◆ **WHAT TO WORK ON**
Look at the entries below and reproduce them exactly.

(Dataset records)
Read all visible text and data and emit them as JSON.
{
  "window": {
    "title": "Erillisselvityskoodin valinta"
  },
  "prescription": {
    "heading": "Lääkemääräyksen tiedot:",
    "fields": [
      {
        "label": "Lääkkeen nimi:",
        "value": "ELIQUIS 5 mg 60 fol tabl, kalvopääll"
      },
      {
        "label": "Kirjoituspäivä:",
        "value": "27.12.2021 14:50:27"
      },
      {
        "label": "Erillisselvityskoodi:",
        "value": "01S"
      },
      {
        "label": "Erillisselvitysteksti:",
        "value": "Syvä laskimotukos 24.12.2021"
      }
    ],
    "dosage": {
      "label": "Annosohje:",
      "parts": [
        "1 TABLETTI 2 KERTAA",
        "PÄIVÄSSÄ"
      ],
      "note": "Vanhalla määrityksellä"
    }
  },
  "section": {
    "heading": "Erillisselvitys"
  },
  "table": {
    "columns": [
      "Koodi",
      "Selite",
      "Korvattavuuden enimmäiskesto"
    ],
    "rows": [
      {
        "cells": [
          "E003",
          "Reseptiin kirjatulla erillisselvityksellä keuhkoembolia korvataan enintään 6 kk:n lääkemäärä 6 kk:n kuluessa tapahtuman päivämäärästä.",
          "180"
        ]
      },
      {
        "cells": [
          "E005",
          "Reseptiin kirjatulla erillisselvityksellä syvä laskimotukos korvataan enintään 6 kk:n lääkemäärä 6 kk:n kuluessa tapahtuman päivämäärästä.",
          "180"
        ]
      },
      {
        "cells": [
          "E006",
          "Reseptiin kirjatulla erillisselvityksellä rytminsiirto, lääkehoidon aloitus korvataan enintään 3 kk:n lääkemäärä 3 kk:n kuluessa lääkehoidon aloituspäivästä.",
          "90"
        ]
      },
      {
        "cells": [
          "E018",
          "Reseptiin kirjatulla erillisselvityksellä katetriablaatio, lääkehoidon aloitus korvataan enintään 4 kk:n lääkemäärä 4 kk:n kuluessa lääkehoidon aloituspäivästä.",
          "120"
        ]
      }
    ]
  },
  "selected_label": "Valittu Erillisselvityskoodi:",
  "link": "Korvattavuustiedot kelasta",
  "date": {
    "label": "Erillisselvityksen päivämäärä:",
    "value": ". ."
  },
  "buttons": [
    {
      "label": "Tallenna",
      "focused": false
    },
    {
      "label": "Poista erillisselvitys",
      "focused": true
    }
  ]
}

◆ **EXERCISE RESPONSE**
Read all visible text and data and emit them as JSON.
{
  "window": {
    "title": "Erillisselvityskoodin valinta"
  },
  "prescription": {
    "heading": "Lääkemääräyksen tiedot:",
    "fields": [
      {
        "label": "Lääkkeen nimi:",
        "value": "ELIQUIS 5 mg 60 fol tabl, kalvopääll"
      },
      {
        "label": "Kirjoituspäivä:",
        "value": "27.12.2021 14:50:27"
      },
      {
        "label": "Erillisselvityskoodi:",
        "value": "01S"
      },
      {
        "label": "Erillisselvitysteksti:",
        "value": "Syvä laskimotukos 24.12.2021"
      }
    ],
    "dosage": {
      "label": "Annosohje:",
      "parts": [
        "1 TABLETTI 2 KERTAA",
        "PÄIVÄSSÄ"
      ],
      "note": "Vanhalla määrityksellä"
    }
  },
  "section": {
    "heading": "Erillisselvitys"
  },
  "table": {
    "columns": [
      "Koodi",
      "Selite",
      "Korvattavuuden enimmäiskesto"
    ],
    "rows": [
      {
        "cells": [
          "E003",
          "Reseptiin kirjatulla erillisselvityksellä keuhkoembolia korvataan enintään 6 kk:n lääkemäärä 6 kk:n kuluessa tapahtuman päivämäärästä.",
          "180"
        ]
      },
      {
        "cells": [
          "E005",
          "Reseptiin kirjatulla erillisselvityksellä syvä laskimotukos korvataan enintään 6 kk:n lääkemäärä 6 kk:n kuluessa tapahtuman päivämäärästä.",
          "180"
        ]
      },
      {
        "cells": [
          "E006",
          "Reseptiin kirjatulla erillisselvityksellä rytminsiirto, lääkehoidon aloitus korvataan enintään 3 kk:n lääkemäärä 3 kk:n kuluessa lääkehoidon aloituspäivästä.",
          "90"
        ]
      },
      {
        "cells": [
          "E018",
          "Reseptiin kirjatulla erillisselvityksellä katetriablaatio, lääkehoidon aloitus korvataan enintään 4 kk:n lääkemäärä 4 kk:n kuluessa lääkehoidon aloituspäivästä.",
          "120"
        ]
      }
    ]
  },
  "selected_label": "Valittu Erillisselvityskoodi:",
  "link": "Korvattavuustiedot kelasta",
  "date": {
    "label": "Erillisselvityksen päivämäärä:",
    "value": ". ."
  },
  "buttons": [
    {
      "label": "Tallenna",
      "focused": false
    },
    {
      "label": "Poista erillisselvitys",
      "focused": true
    }
  ]
}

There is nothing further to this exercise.